++++ RECORDS FOR PROCESSING ++++

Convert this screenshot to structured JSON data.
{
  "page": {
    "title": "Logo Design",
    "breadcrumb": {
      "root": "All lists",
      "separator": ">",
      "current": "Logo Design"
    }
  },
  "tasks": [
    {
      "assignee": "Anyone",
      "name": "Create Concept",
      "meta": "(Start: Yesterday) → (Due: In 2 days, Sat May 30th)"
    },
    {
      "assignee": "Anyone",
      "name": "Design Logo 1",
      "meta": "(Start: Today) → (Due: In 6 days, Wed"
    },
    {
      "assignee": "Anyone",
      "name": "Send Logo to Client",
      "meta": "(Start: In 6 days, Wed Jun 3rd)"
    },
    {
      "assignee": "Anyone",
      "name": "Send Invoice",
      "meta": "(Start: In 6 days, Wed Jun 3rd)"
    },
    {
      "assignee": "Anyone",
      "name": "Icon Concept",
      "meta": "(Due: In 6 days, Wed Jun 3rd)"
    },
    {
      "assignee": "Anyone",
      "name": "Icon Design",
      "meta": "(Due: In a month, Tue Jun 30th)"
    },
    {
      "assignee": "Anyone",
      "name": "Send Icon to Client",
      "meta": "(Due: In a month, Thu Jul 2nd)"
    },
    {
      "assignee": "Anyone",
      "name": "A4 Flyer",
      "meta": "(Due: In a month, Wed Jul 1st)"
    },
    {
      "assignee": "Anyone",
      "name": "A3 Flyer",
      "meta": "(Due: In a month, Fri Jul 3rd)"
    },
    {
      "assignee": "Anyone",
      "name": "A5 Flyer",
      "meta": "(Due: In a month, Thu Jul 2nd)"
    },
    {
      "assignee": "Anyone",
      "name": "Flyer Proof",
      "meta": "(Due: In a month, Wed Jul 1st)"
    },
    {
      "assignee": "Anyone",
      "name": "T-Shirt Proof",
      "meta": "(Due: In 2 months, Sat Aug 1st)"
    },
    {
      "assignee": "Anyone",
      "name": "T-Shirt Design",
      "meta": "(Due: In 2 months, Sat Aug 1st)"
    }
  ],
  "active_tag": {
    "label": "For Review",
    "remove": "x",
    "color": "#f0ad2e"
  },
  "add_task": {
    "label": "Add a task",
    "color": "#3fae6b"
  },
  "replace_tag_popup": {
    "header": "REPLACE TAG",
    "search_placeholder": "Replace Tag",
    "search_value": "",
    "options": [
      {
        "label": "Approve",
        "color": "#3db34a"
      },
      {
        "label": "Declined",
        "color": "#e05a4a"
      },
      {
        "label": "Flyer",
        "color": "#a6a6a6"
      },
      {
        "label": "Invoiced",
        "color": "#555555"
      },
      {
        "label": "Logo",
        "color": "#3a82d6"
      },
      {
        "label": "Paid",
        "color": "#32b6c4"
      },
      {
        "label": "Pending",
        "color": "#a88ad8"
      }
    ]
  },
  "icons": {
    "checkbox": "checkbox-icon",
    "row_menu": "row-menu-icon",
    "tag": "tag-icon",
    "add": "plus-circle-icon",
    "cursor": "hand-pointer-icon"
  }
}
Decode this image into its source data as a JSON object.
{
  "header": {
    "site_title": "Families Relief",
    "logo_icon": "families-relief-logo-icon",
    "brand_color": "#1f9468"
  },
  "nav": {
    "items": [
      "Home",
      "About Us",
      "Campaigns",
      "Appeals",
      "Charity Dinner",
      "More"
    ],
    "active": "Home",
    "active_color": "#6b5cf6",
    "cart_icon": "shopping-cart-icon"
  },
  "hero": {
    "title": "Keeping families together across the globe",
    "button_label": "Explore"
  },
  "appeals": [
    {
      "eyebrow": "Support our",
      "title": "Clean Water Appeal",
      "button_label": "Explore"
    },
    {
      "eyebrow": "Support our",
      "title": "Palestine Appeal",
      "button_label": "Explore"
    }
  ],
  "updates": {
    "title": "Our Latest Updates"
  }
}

++++

§ **YOUR GOAL**:
Type out the whole listing above again, exactly as it stands.

§ **OUTPUT BELOW**:
Convert this screenshot to structured JSON data.
{
  "page": {
    "title": "Logo Design",
    "breadcrumb": {
      "root": "All lists",
      "separator": ">",
      "current": "Logo Design"
    }
  },
  "tasks": [
    {
      "assignee": "Anyone",
      "name": "Create Concept",
      "meta": "(Start: Yesterday) → (Due: In 2 days, Sat May 30th)"
    },
    {
      "assignee": "Anyone",
      "name": "Design Logo 1",
      "meta": "(Start: Today) → (Due: In 6 days, Wed"
    },
    {
      "assignee": "Anyone",
      "name": "Send Logo to Client",
      "meta": "(Start: In 6 days, Wed Jun 3rd)"
    },
    {
      "assignee": "Anyone",
      "name": "Send Invoice",
      "meta": "(Start: In 6 days, Wed Jun 3rd)"
    },
    {
      "assignee": "Anyone",
      "name": "Icon Concept",
      "meta": "(Due: In 6 days, Wed Jun 3rd)"
    },
    {
      "assignee": "Anyone",
      "name": "Icon Design",
      "meta": "(Due: In a month, Tue Jun 30th)"
    },
    {
      "assignee": "Anyone",
      "name": "Send Icon to Client",
      "meta": "(Due: In a month, Thu Jul 2nd)"
    },
    {
      "assignee": "Anyone",
      "name": "A4 Flyer",
      "meta": "(Due: In a month, Wed Jul 1st)"
    },
    {
      "assignee": "Anyone",
      "name": "A3 Flyer",
      "meta": "(Due: In a month, Fri Jul 3rd)"
    },
    {
      "assignee": "Anyone",
      "name": "A5 Flyer",
      "meta": "(Due: In a month, Thu Jul 2nd)"
    },
    {
      "assignee": "Anyone",
      "name": "Flyer Proof",
      "meta": "(Due: In a month, Wed Jul 1st)"
    },
    {
      "assignee": "Anyone",
      "name": "T-Shirt Proof",
      "meta": "(Due: In 2 months, Sat Aug 1st)"
    },
    {
      "assignee": "Anyone",
      "name": "T-Shirt Design",
      "meta": "(Due: In 2 months, Sat Aug 1st)"
    }
  ],
  "active_tag": {
    "label": "For Review",
    "remove": "x",
    "color": "#f0ad2e"
  },
  "add_task": {
    "label": "Add a task",
    "color": "#3fae6b"
  },
  "replace_tag_popup": {
    "header": "REPLACE TAG",
    "search_placeholder": "Replace Tag",
    "search_value": "",
    "options": [
      {
        "label": "Approve",
        "color": "#3db34a"
      },
      {
        "label": "Declined",
        "color": "#e05a4a"
      },
      {
        "label": "Flyer",
        "color": "#a6a6a6"
      },
      {
        "label": "Invoiced",
        "color": "#555555"
      },
      {
        "label": "Logo",
        "color": "#3a82d6"
      },
      {
        "label": "Paid",
        "color": "#32b6c4"
      },
      {
        "label": "Pending",
        "color": "#a88ad8"
      }
    ]
  },
  "icons": {
    "checkbox": "checkbox-icon",
    "row_menu": "row-menu-icon",
    "tag": "tag-icon",
    "add": "plus-circle-icon",
    "cursor": "hand-pointer-icon"
  }
}
Decode this image into its source data as a JSON object.
{
  "header": {
    "site_title": "Families Relief",
    "logo_icon": "families-relief-logo-icon",
    "brand_color": "#1f9468"
  },
  "nav": {
    "items": [
      "Home",
      "About Us",
      "Campaigns",
      "Appeals",
      "Charity Dinner",
      "More"
    ],
    "active": "Home",
    "active_color": "#6b5cf6",
    "cart_icon": "shopping-cart-icon"
  },
  "hero": {
    "title": "Keeping families together across the globe",
    "button_label": "Explore"
  },
  "appeals": [
    {
      "eyebrow": "Support our",
      "title": "Clean Water Appeal",
      "button_label": "Explore"
    },
    {
      "eyebrow": "Support our",
      "title": "Palestine Appeal",
      "button_label": "Explore"
    }
  ],
  "updates": {
    "title": "Our Latest Updates"
  }
}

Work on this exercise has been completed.